* **Exercise objective**
Each entry here needs to be set down again exactly, please; pictures are left out.

★ ★ ★ ★ ★ ★ ★

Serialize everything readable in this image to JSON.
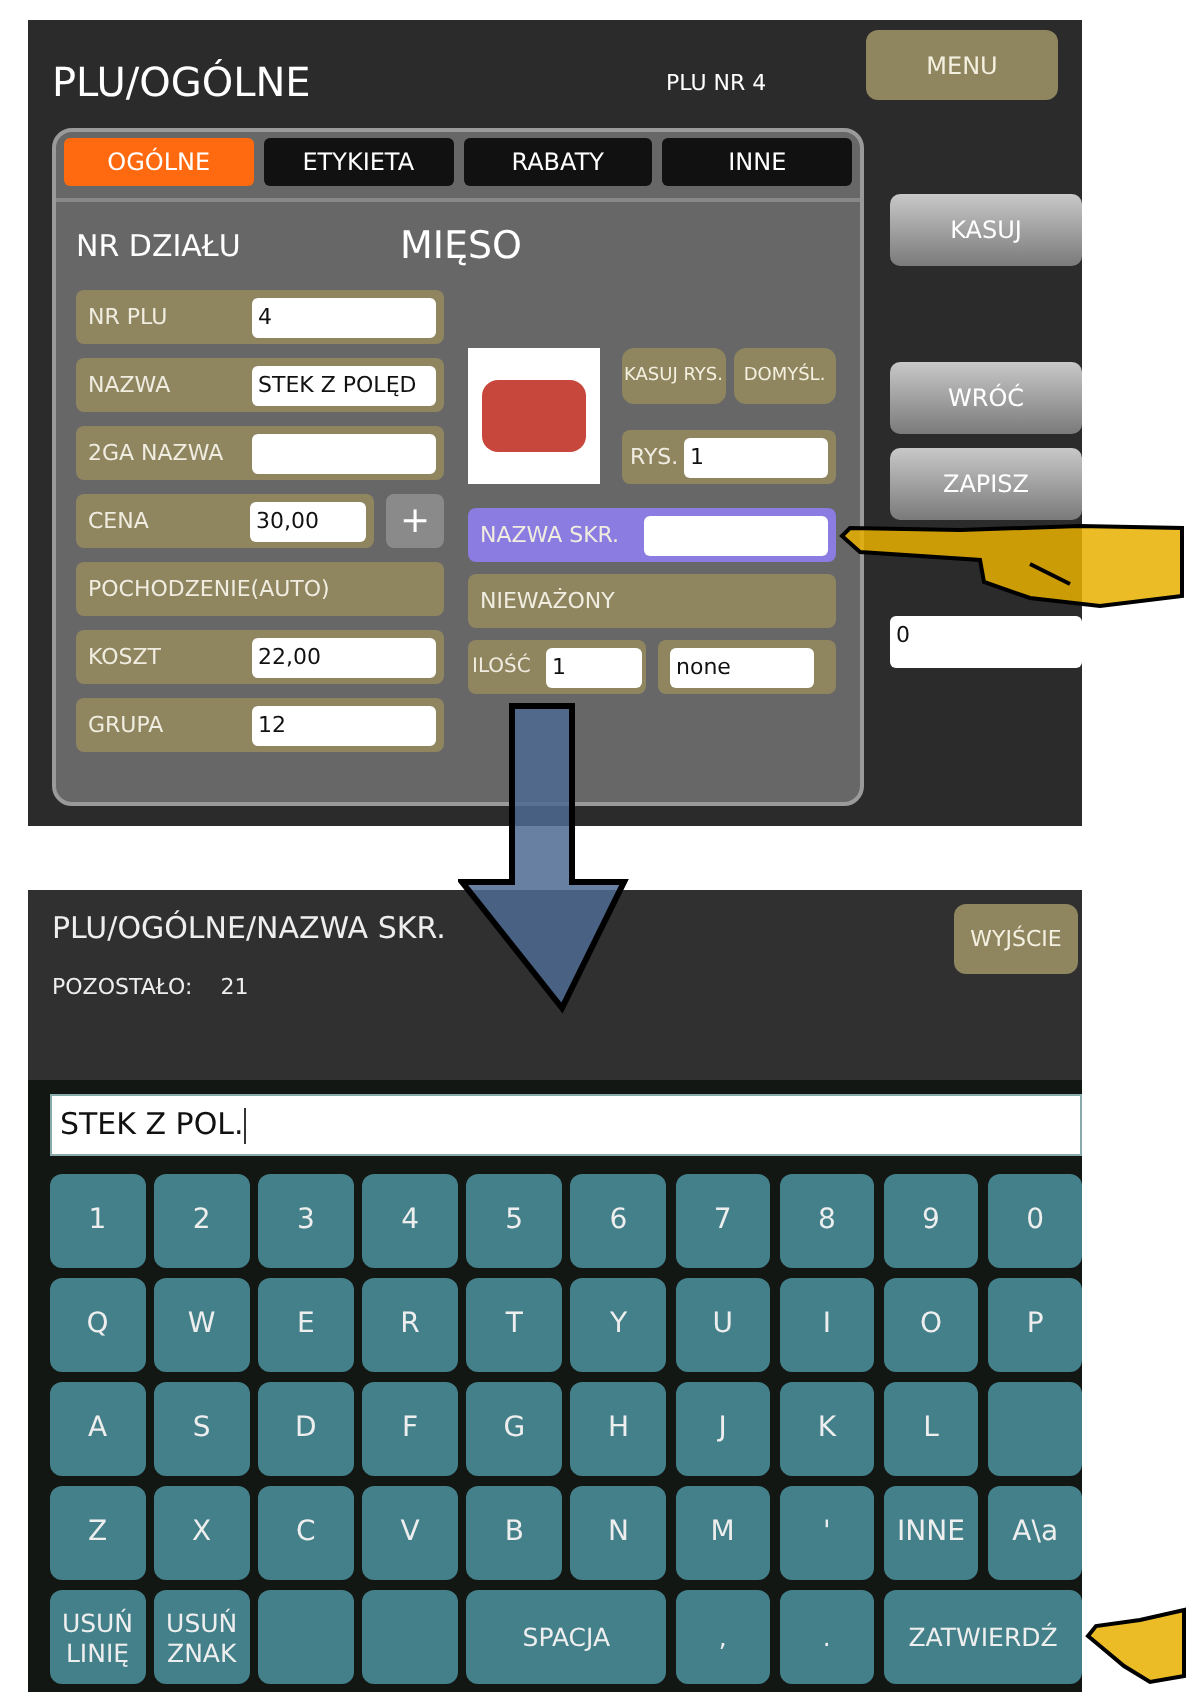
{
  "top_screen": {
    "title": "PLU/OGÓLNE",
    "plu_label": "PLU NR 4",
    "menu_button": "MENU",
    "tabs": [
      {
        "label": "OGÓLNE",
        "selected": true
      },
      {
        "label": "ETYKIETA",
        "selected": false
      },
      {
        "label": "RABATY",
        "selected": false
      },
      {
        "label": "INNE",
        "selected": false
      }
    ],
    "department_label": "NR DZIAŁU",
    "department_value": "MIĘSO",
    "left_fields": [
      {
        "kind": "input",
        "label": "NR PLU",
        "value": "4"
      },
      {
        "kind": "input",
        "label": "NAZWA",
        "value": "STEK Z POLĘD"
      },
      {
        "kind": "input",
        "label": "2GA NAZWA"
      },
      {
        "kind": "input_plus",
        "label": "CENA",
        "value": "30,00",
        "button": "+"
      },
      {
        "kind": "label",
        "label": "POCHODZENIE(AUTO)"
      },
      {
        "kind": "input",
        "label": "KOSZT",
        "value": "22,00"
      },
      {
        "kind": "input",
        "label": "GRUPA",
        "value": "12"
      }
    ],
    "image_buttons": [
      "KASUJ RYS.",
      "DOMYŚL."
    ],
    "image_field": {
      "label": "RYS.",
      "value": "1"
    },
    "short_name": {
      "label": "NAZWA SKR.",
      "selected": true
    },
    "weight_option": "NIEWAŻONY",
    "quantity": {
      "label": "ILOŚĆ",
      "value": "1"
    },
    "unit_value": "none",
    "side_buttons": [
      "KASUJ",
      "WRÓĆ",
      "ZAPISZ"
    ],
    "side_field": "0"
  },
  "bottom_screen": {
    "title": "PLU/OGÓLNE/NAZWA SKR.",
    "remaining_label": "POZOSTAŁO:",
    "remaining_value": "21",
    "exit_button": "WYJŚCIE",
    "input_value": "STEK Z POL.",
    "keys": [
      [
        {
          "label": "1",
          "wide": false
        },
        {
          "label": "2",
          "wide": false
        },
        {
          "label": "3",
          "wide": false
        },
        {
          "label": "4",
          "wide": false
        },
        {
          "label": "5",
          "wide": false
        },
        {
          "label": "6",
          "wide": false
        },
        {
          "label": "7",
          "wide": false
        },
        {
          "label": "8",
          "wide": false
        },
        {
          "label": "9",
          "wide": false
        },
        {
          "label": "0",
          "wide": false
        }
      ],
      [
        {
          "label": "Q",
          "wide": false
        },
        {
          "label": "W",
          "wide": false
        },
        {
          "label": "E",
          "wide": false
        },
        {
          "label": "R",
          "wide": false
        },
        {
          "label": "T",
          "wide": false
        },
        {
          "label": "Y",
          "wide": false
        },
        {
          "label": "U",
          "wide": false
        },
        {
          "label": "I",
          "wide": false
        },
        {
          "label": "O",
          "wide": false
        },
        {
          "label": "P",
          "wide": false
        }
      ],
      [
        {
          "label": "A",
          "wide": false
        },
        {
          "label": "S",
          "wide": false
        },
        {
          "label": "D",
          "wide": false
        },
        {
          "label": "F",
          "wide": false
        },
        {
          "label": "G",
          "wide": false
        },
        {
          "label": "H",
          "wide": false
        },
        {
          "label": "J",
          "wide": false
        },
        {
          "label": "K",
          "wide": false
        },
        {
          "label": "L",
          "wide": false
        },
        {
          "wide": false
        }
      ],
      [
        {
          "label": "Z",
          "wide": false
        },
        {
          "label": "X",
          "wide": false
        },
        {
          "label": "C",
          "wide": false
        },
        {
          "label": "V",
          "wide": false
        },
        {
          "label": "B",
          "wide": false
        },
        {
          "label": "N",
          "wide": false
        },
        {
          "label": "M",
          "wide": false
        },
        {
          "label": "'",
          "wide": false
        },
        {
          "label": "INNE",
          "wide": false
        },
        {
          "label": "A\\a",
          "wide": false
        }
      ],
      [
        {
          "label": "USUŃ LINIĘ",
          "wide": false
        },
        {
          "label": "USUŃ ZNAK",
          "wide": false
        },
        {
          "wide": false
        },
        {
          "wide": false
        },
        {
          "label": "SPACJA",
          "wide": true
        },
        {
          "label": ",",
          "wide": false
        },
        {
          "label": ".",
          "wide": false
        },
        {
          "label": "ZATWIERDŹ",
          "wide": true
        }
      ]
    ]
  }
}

★ ★ ★ ★ ★ ★ ★

* **Solution to the problem**
Serialize everything readable in this image to JSON.
{
  "top_screen": {
    "title": "PLU/OGÓLNE",
    "plu_label": "PLU NR 4",
    "menu_button": "MENU",
    "tabs": [
      {
        "label": "OGÓLNE",
        "selected": true
      },
      {
        "label": "ETYKIETA",
        "selected": false
      },
      {
        "label": "RABATY",
        "selected": false
      },
      {
        "label": "INNE",
        "selected": false
      }
    ],
    "department_label": "NR DZIAŁU",
    "department_value": "MIĘSO",
    "left_fields": [
      {
        "kind": "input",
        "label": "NR PLU",
        "value": "4"
      },
      {
        "kind": "input",
        "label": "NAZWA",
        "value": "STEK Z POLĘD"
      },
      {
        "kind": "input",
        "label": "2GA NAZWA"
      },
      {
        "kind": "input_plus",
        "label": "CENA",
        "value": "30,00",
        "button": "+"
      },
      {
        "kind": "label",
        "label": "POCHODZENIE(AUTO)"
      },
      {
        "kind": "input",
        "label": "KOSZT",
        "value": "22,00"
      },
      {
        "kind": "input",
        "label": "GRUPA",
        "value": "12"
      }
    ],
    "image_buttons": [
      "KASUJ RYS.",
      "DOMYŚL."
    ],
    "image_field": {
      "label": "RYS.",
      "value": "1"
    },
    "short_name": {
      "label": "NAZWA SKR.",
      "selected": true
    },
    "weight_option": "NIEWAŻONY",
    "quantity": {
      "label": "ILOŚĆ",
      "value": "1"
    },
    "unit_value": "none",
    "side_buttons": [
      "KASUJ",
      "WRÓĆ",
      "ZAPISZ"
    ],
    "side_field": "0"
  },
  "bottom_screen": {
    "title": "PLU/OGÓLNE/NAZWA SKR.",
    "remaining_label": "POZOSTAŁO:",
    "remaining_value": "21",
    "exit_button": "WYJŚCIE",
    "input_value": "STEK Z POL.",
    "keys": [
      [
        {
          "label": "1",
          "wide": false
        },
        {
          "label": "2",
          "wide": false
        },
        {
          "label": "3",
          "wide": false
        },
        {
          "label": "4",
          "wide": false
        },
        {
          "label": "5",
          "wide": false
        },
        {
          "label": "6",
          "wide": false
        },
        {
          "label": "7",
          "wide": false
        },
        {
          "label": "8",
          "wide": false
        },
        {
          "label": "9",
          "wide": false
        },
        {
          "label": "0",
          "wide": false
        }
      ],
      [
        {
          "label": "Q",
          "wide": false
        },
        {
          "label": "W",
          "wide": false
        },
        {
          "label": "E",
          "wide": false
        },
        {
          "label": "R",
          "wide": false
        },
        {
          "label": "T",
          "wide": false
        },
        {
          "label": "Y",
          "wide": false
        },
        {
          "label": "U",
          "wide": false
        },
        {
          "label": "I",
          "wide": false
        },
        {
          "label": "O",
          "wide": false
        },
        {
          "label": "P",
          "wide": false
        }
      ],
      [
        {
          "label": "A",
          "wide": false
        },
        {
          "label": "S",
          "wide": false
        },
        {
          "label": "D",
          "wide": false
        },
        {
          "label": "F",
          "wide": false
        },
        {
          "label": "G",
          "wide": false
        },
        {
          "label": "H",
          "wide": false
        },
        {
          "label": "J",
          "wide": false
        },
        {
          "label": "K",
          "wide": false
        },
        {
          "label": "L",
          "wide": false
        },
        {
          "wide": false
        }
      ],
      [
        {
          "label": "Z",
          "wide": false
        },
        {
          "label": "X",
          "wide": false
        },
        {
          "label": "C",
          "wide": false
        },
        {
          "label": "V",
          "wide": false
        },
        {
          "label": "B",
          "wide": false
        },
        {
          "label": "N",
          "wide": false
        },
        {
          "label": "M",
          "wide": false
        },
        {
          "label": "'",
          "wide": false
        },
        {
          "label": "INNE",
          "wide": false
        },
        {
          "label": "A\\a",
          "wide": false
        }
      ],
      [
        {
          "label": "USUŃ LINIĘ",
          "wide": false
        },
        {
          "label": "USUŃ ZNAK",
          "wide": false
        },
        {
          "wide": false
        },
        {
          "wide": false
        },
        {
          "label": "SPACJA",
          "wide": true
        },
        {
          "label": ",",
          "wide": false
        },
        {
          "label": ".",
          "wide": false
        },
        {
          "label": "ZATWIERDŹ",
          "wide": true
        }
      ]
    ]
  }
}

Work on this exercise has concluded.